** OBJECTIVE **
Write out each line that follows exactly as it stands, without the pictures.

** THE INPUT **

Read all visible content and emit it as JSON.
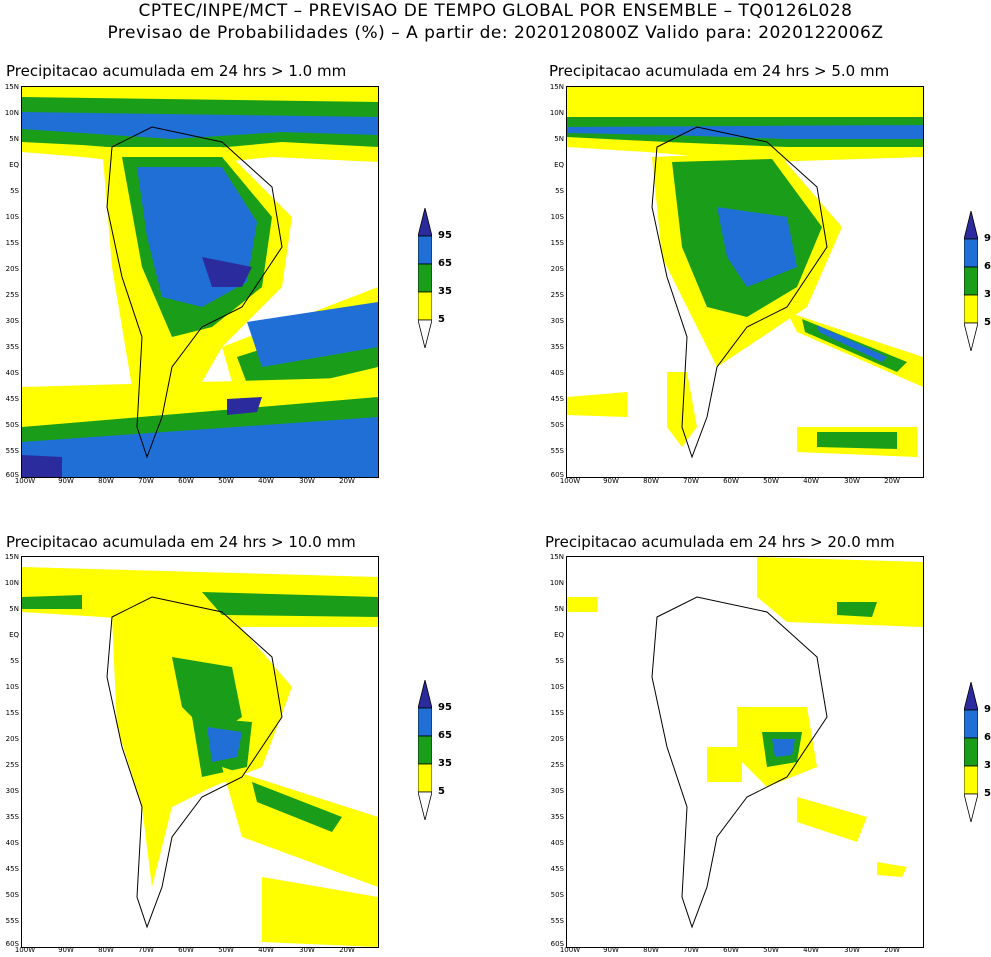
{
  "header": {
    "line1": "CPTEC/INPE/MCT – PREVISAO DE TEMPO GLOBAL POR ENSEMBLE – TQ0126L028",
    "line2": "Previsao de Probabilidades (%) –  A partir de: 2020120800Z  Valido para: 2020122006Z"
  },
  "axes": {
    "lat_labels": [
      "15N",
      "10N",
      "5N",
      "EQ",
      "5S",
      "10S",
      "15S",
      "20S",
      "25S",
      "30S",
      "35S",
      "40S",
      "45S",
      "50S",
      "55S",
      "60S"
    ],
    "lon_labels": [
      "100W",
      "90W",
      "80W",
      "70W",
      "60W",
      "50W",
      "40W",
      "30W",
      "20W"
    ]
  },
  "legend": {
    "levels": [
      "5",
      "35",
      "65",
      "95"
    ],
    "colors": {
      "c5": "#ffff00",
      "c35": "#1a9e1a",
      "c65": "#1f6fd6",
      "c95": "#2b2b9e"
    }
  },
  "panels": [
    {
      "title": "Precipitacao acumulada em 24 hrs > 1.0 mm"
    },
    {
      "title": "Precipitacao acumulada em 24 hrs > 5.0 mm"
    },
    {
      "title": "Precipitacao acumulada em 24 hrs > 10.0 mm"
    },
    {
      "title": "Precipitacao acumulada em 24 hrs > 20.0 mm"
    }
  ]
}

** CORRECT RESPONSE **
Read all visible content and emit it as JSON.
{
  "header": {
    "line1": "CPTEC/INPE/MCT – PREVISAO DE TEMPO GLOBAL POR ENSEMBLE – TQ0126L028",
    "line2": "Previsao de Probabilidades (%) –  A partir de: 2020120800Z  Valido para: 2020122006Z"
  },
  "axes": {
    "lat_labels": [
      "15N",
      "10N",
      "5N",
      "EQ",
      "5S",
      "10S",
      "15S",
      "20S",
      "25S",
      "30S",
      "35S",
      "40S",
      "45S",
      "50S",
      "55S",
      "60S"
    ],
    "lon_labels": [
      "100W",
      "90W",
      "80W",
      "70W",
      "60W",
      "50W",
      "40W",
      "30W",
      "20W"
    ]
  },
  "legend": {
    "levels": [
      "5",
      "35",
      "65",
      "95"
    ],
    "colors": {
      "c5": "#ffff00",
      "c35": "#1a9e1a",
      "c65": "#1f6fd6",
      "c95": "#2b2b9e"
    }
  },
  "panels": [
    {
      "title": "Precipitacao acumulada em 24 hrs > 1.0 mm"
    },
    {
      "title": "Precipitacao acumulada em 24 hrs > 5.0 mm"
    },
    {
      "title": "Precipitacao acumulada em 24 hrs > 10.0 mm"
    },
    {
      "title": "Precipitacao acumulada em 24 hrs > 20.0 mm"
    }
  ]
}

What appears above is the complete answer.